>> start PROVIDED ENTRIES

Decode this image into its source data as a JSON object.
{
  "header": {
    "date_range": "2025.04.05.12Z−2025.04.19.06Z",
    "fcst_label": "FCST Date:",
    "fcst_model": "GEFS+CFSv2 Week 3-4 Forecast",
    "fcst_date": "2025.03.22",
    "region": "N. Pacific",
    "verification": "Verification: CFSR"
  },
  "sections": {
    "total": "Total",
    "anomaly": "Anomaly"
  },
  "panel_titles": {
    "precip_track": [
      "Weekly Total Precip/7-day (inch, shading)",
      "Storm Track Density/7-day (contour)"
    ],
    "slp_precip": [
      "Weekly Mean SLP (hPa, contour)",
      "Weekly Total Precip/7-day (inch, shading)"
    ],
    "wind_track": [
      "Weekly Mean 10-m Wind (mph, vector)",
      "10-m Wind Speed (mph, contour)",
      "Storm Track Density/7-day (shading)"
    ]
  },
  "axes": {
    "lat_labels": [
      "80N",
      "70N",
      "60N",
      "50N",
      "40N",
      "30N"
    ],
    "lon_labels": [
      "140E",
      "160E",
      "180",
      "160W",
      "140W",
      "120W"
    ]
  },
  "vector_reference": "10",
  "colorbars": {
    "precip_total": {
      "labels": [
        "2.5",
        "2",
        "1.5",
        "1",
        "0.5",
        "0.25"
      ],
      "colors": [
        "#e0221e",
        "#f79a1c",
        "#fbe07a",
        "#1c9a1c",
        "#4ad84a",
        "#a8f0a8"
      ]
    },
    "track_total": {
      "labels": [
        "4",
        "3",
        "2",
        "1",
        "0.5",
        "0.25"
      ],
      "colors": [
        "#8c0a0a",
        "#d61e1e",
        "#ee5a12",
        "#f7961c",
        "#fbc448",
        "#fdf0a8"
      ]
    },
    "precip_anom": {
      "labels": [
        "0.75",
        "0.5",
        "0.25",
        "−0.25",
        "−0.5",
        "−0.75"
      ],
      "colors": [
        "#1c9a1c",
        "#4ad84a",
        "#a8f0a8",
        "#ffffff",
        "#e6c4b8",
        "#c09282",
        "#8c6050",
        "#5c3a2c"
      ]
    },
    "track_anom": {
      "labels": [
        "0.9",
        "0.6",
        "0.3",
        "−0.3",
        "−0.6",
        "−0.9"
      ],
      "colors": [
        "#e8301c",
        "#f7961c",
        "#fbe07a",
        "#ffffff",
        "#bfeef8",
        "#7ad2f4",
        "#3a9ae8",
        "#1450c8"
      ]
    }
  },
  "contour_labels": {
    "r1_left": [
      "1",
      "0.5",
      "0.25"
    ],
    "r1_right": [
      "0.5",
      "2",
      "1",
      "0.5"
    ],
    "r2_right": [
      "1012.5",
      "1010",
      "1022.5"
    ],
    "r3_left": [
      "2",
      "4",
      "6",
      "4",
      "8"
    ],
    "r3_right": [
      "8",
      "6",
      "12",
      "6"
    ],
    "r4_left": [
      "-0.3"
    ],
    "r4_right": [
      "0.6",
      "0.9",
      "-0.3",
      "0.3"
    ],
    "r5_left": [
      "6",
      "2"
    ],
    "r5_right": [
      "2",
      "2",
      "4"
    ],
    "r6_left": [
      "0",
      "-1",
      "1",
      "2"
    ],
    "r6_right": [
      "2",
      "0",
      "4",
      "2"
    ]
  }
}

>> end PROVIDED ENTRIES

■ WRITTEN PROBLEM:
Return the listing above in full, character for character.

■ SOLUTION:
Decode this image into its source data as a JSON object.
{
  "header": {
    "date_range": "2025.04.05.12Z−2025.04.19.06Z",
    "fcst_label": "FCST Date:",
    "fcst_model": "GEFS+CFSv2 Week 3-4 Forecast",
    "fcst_date": "2025.03.22",
    "region": "N. Pacific",
    "verification": "Verification: CFSR"
  },
  "sections": {
    "total": "Total",
    "anomaly": "Anomaly"
  },
  "panel_titles": {
    "precip_track": [
      "Weekly Total Precip/7-day (inch, shading)",
      "Storm Track Density/7-day (contour)"
    ],
    "slp_precip": [
      "Weekly Mean SLP (hPa, contour)",
      "Weekly Total Precip/7-day (inch, shading)"
    ],
    "wind_track": [
      "Weekly Mean 10-m Wind (mph, vector)",
      "10-m Wind Speed (mph, contour)",
      "Storm Track Density/7-day (shading)"
    ]
  },
  "axes": {
    "lat_labels": [
      "80N",
      "70N",
      "60N",
      "50N",
      "40N",
      "30N"
    ],
    "lon_labels": [
      "140E",
      "160E",
      "180",
      "160W",
      "140W",
      "120W"
    ]
  },
  "vector_reference": "10",
  "colorbars": {
    "precip_total": {
      "labels": [
        "2.5",
        "2",
        "1.5",
        "1",
        "0.5",
        "0.25"
      ],
      "colors": [
        "#e0221e",
        "#f79a1c",
        "#fbe07a",
        "#1c9a1c",
        "#4ad84a",
        "#a8f0a8"
      ]
    },
    "track_total": {
      "labels": [
        "4",
        "3",
        "2",
        "1",
        "0.5",
        "0.25"
      ],
      "colors": [
        "#8c0a0a",
        "#d61e1e",
        "#ee5a12",
        "#f7961c",
        "#fbc448",
        "#fdf0a8"
      ]
    },
    "precip_anom": {
      "labels": [
        "0.75",
        "0.5",
        "0.25",
        "−0.25",
        "−0.5",
        "−0.75"
      ],
      "colors": [
        "#1c9a1c",
        "#4ad84a",
        "#a8f0a8",
        "#ffffff",
        "#e6c4b8",
        "#c09282",
        "#8c6050",
        "#5c3a2c"
      ]
    },
    "track_anom": {
      "labels": [
        "0.9",
        "0.6",
        "0.3",
        "−0.3",
        "−0.6",
        "−0.9"
      ],
      "colors": [
        "#e8301c",
        "#f7961c",
        "#fbe07a",
        "#ffffff",
        "#bfeef8",
        "#7ad2f4",
        "#3a9ae8",
        "#1450c8"
      ]
    }
  },
  "contour_labels": {
    "r1_left": [
      "1",
      "0.5",
      "0.25"
    ],
    "r1_right": [
      "0.5",
      "2",
      "1",
      "0.5"
    ],
    "r2_right": [
      "1012.5",
      "1010",
      "1022.5"
    ],
    "r3_left": [
      "2",
      "4",
      "6",
      "4",
      "8"
    ],
    "r3_right": [
      "8",
      "6",
      "12",
      "6"
    ],
    "r4_left": [
      "-0.3"
    ],
    "r4_right": [
      "0.6",
      "0.9",
      "-0.3",
      "0.3"
    ],
    "r5_left": [
      "6",
      "2"
    ],
    "r5_right": [
      "2",
      "2",
      "4"
    ],
    "r6_left": [
      "0",
      "-1",
      "1",
      "2"
    ],
    "r6_right": [
      "2",
      "0",
      "4",
      "2"
    ]
  }
}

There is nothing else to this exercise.